┌─ EXTRACTED MATERIAL

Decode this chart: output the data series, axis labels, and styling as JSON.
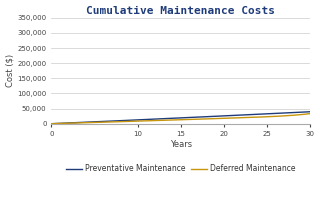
{
  "title": "Cumulative Maintenance Costs",
  "xlabel": "Years",
  "ylabel": "Cost ($)",
  "x_ticks": [
    0,
    10,
    15,
    20,
    25,
    30
  ],
  "xlim": [
    0,
    30
  ],
  "ylim": [
    0,
    350000
  ],
  "yticks": [
    0,
    50000,
    100000,
    150000,
    200000,
    250000,
    300000,
    350000
  ],
  "preventative_color": "#1f3c7a",
  "deferred_color": "#c8960c",
  "background_color": "#ffffff",
  "grid_color": "#cccccc",
  "title_color": "#1f3c7a",
  "legend_labels": [
    "Preventative Maintenance",
    "Deferred Maintenance"
  ],
  "title_fontsize": 8,
  "axis_fontsize": 6,
  "tick_fontsize": 5,
  "legend_fontsize": 5.5
}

└─

**AIM OF THE EXERCISE**:
Copy the data word for word. Pictures do not go in the copy.

**TASK RESULT**:
Decode this chart: output the data series, axis labels, and styling as JSON.
{
  "title": "Cumulative Maintenance Costs",
  "xlabel": "Years",
  "ylabel": "Cost ($)",
  "x_ticks": [
    0,
    10,
    15,
    20,
    25,
    30
  ],
  "xlim": [
    0,
    30
  ],
  "ylim": [
    0,
    350000
  ],
  "yticks": [
    0,
    50000,
    100000,
    150000,
    200000,
    250000,
    300000,
    350000
  ],
  "preventative_color": "#1f3c7a",
  "deferred_color": "#c8960c",
  "background_color": "#ffffff",
  "grid_color": "#cccccc",
  "title_color": "#1f3c7a",
  "legend_labels": [
    "Preventative Maintenance",
    "Deferred Maintenance"
  ],
  "title_fontsize": 8,
  "axis_fontsize": 6,
  "tick_fontsize": 5,
  "legend_fontsize": 5.5
}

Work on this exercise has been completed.